━━ DATA IN THIS EXERCISE ━━

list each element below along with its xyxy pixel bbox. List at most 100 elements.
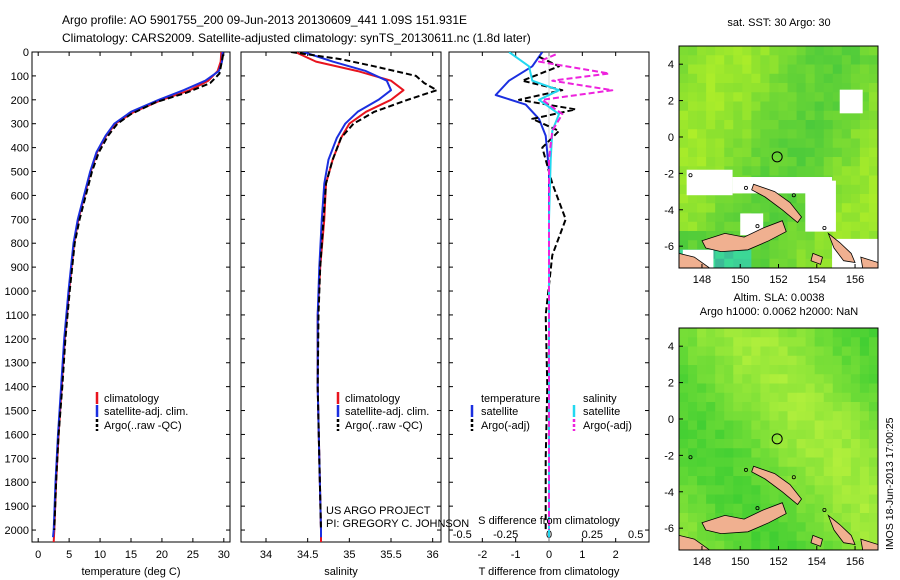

━━━
━━ DATA IN THIS EXERCISE ━━

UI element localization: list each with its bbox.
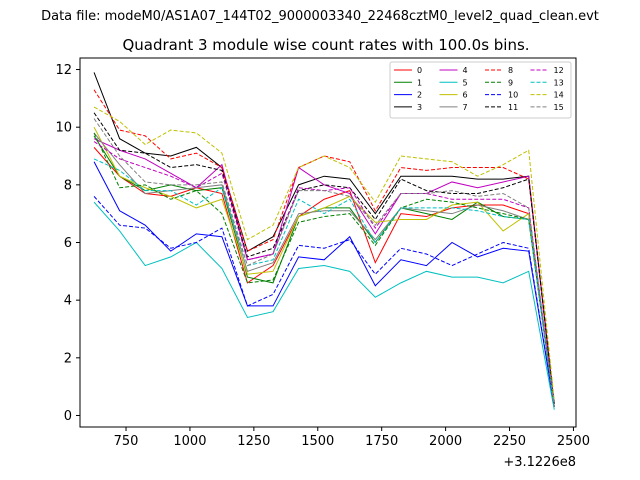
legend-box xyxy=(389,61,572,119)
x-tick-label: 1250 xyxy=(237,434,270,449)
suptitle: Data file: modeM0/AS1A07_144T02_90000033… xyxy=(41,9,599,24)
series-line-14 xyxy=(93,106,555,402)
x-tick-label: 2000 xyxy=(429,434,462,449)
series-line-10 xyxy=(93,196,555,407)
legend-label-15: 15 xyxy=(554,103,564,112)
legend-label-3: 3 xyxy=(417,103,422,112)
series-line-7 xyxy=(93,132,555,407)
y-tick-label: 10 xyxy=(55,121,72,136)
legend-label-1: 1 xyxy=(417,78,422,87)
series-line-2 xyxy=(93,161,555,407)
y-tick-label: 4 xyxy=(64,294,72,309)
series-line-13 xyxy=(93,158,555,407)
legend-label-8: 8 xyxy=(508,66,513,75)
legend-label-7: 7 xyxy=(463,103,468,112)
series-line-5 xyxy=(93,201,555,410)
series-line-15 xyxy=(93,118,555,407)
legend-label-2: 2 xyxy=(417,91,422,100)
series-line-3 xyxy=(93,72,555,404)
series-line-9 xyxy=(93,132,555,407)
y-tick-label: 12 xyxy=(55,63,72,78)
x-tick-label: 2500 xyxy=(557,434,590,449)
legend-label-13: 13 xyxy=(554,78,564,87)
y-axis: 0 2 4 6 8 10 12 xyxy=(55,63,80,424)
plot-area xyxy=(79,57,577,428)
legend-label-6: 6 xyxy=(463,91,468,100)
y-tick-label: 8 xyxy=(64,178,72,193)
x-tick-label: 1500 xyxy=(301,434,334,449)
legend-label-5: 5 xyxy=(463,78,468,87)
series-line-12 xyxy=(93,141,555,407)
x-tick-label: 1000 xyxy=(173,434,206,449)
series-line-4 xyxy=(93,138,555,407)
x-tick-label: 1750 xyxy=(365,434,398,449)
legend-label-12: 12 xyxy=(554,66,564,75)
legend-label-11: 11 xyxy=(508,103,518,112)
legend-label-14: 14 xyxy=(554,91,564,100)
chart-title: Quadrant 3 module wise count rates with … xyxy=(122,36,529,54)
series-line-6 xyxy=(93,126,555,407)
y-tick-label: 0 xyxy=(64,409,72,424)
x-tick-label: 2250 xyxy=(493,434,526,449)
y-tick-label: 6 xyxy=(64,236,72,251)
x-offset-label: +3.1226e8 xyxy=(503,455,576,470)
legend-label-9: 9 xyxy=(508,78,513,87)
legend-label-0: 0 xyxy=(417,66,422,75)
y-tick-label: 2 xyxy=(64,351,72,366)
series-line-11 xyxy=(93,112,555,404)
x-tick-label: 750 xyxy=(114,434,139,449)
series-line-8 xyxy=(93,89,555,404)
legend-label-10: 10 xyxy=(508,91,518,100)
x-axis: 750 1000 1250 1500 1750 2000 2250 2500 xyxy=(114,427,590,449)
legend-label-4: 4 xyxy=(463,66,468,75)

━━━

Express the material starting at the line containing "UI element localization: list" and ending at the line containing "x-tick-label: 2000 xyxy=(429,434,462,449)" as a two-column CSV with the headers instruction and response. Give one row per item, with the item's text and its answer each in a single quoted field, line breaks replaced by spaces, and the pictures left out.

instruction,response
"UI element localization: list each with its bbox.","legend-box xyxy=(389,61,572,119) x-tick-label: 1250 xyxy=(237,434,270,449) suptitle: Data file: modeM0/AS1A07_144T02_90000033… xyxy=(41,9,599,24) series-line-14 xyxy=(93,106,555,402) x-tick-label: 2000 xyxy=(429,434,462,449)"